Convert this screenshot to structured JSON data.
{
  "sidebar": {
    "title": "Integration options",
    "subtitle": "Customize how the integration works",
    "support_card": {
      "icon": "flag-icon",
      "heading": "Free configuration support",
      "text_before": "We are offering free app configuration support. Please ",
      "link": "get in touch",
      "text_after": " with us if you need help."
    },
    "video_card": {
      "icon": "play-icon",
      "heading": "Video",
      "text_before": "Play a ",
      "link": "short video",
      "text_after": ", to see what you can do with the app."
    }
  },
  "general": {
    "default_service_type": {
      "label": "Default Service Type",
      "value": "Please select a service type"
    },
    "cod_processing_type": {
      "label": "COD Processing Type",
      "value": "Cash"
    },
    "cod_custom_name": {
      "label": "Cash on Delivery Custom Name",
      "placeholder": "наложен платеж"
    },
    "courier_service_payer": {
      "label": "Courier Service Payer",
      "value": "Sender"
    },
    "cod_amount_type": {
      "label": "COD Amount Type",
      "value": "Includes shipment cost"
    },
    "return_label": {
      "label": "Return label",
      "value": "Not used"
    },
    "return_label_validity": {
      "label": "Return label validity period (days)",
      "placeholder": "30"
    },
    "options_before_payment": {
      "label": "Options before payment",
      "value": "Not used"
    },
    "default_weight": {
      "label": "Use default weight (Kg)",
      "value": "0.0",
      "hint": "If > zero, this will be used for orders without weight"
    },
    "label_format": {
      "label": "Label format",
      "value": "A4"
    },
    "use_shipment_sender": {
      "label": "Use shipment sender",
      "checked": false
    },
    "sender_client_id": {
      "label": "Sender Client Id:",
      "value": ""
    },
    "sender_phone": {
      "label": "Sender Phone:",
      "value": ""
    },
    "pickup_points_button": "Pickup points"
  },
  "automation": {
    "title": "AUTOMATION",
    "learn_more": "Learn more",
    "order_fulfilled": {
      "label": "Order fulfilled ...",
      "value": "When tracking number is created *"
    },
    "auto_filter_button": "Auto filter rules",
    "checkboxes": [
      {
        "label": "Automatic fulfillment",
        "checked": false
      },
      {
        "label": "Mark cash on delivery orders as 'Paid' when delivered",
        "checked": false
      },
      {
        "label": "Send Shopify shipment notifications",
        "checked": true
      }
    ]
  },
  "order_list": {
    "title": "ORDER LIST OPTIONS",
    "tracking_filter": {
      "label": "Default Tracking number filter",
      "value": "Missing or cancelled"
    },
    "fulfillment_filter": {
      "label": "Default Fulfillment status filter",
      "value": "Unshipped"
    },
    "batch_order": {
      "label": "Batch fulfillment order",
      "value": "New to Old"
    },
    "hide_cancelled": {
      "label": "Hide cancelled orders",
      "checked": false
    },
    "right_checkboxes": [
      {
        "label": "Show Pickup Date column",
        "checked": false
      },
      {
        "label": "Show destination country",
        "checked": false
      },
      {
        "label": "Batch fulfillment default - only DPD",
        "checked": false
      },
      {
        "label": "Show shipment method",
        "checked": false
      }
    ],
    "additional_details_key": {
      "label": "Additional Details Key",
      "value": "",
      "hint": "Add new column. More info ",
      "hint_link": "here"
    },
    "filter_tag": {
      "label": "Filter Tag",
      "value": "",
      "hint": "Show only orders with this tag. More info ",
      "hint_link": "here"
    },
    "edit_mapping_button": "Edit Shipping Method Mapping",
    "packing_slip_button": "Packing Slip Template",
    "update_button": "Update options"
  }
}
------------
TASK DESCRIPTION →
Set down the listing above in full, please, exactly as it appears.

EXPECTED OUTPUT →
Convert this screenshot to structured JSON data.
{
  "sidebar": {
    "title": "Integration options",
    "subtitle": "Customize how the integration works",
    "support_card": {
      "icon": "flag-icon",
      "heading": "Free configuration support",
      "text_before": "We are offering free app configuration support. Please ",
      "link": "get in touch",
      "text_after": " with us if you need help."
    },
    "video_card": {
      "icon": "play-icon",
      "heading": "Video",
      "text_before": "Play a ",
      "link": "short video",
      "text_after": ", to see what you can do with the app."
    }
  },
  "general": {
    "default_service_type": {
      "label": "Default Service Type",
      "value": "Please select a service type"
    },
    "cod_processing_type": {
      "label": "COD Processing Type",
      "value": "Cash"
    },
    "cod_custom_name": {
      "label": "Cash on Delivery Custom Name",
      "placeholder": "наложен платеж"
    },
    "courier_service_payer": {
      "label": "Courier Service Payer",
      "value": "Sender"
    },
    "cod_amount_type": {
      "label": "COD Amount Type",
      "value": "Includes shipment cost"
    },
    "return_label": {
      "label": "Return label",
      "value": "Not used"
    },
    "return_label_validity": {
      "label": "Return label validity period (days)",
      "placeholder": "30"
    },
    "options_before_payment": {
      "label": "Options before payment",
      "value": "Not used"
    },
    "default_weight": {
      "label": "Use default weight (Kg)",
      "value": "0.0",
      "hint": "If > zero, this will be used for orders without weight"
    },
    "label_format": {
      "label": "Label format",
      "value": "A4"
    },
    "use_shipment_sender": {
      "label": "Use shipment sender",
      "checked": false
    },
    "sender_client_id": {
      "label": "Sender Client Id:",
      "value": ""
    },
    "sender_phone": {
      "label": "Sender Phone:",
      "value": ""
    },
    "pickup_points_button": "Pickup points"
  },
  "automation": {
    "title": "AUTOMATION",
    "learn_more": "Learn more",
    "order_fulfilled": {
      "label": "Order fulfilled ...",
      "value": "When tracking number is created *"
    },
    "auto_filter_button": "Auto filter rules",
    "checkboxes": [
      {
        "label": "Automatic fulfillment",
        "checked": false
      },
      {
        "label": "Mark cash on delivery orders as 'Paid' when delivered",
        "checked": false
      },
      {
        "label": "Send Shopify shipment notifications",
        "checked": true
      }
    ]
  },
  "order_list": {
    "title": "ORDER LIST OPTIONS",
    "tracking_filter": {
      "label": "Default Tracking number filter",
      "value": "Missing or cancelled"
    },
    "fulfillment_filter": {
      "label": "Default Fulfillment status filter",
      "value": "Unshipped"
    },
    "batch_order": {
      "label": "Batch fulfillment order",
      "value": "New to Old"
    },
    "hide_cancelled": {
      "label": "Hide cancelled orders",
      "checked": false
    },
    "right_checkboxes": [
      {
        "label": "Show Pickup Date column",
        "checked": false
      },
      {
        "label": "Show destination country",
        "checked": false
      },
      {
        "label": "Batch fulfillment default - only DPD",
        "checked": false
      },
      {
        "label": "Show shipment method",
        "checked": false
      }
    ],
    "additional_details_key": {
      "label": "Additional Details Key",
      "value": "",
      "hint": "Add new column. More info ",
      "hint_link": "here"
    },
    "filter_tag": {
      "label": "Filter Tag",
      "value": "",
      "hint": "Show only orders with this tag. More info ",
      "hint_link": "here"
    },
    "edit_mapping_button": "Edit Shipping Method Mapping",
    "packing_slip_button": "Packing Slip Template",
    "update_button": "Update options"
  }
}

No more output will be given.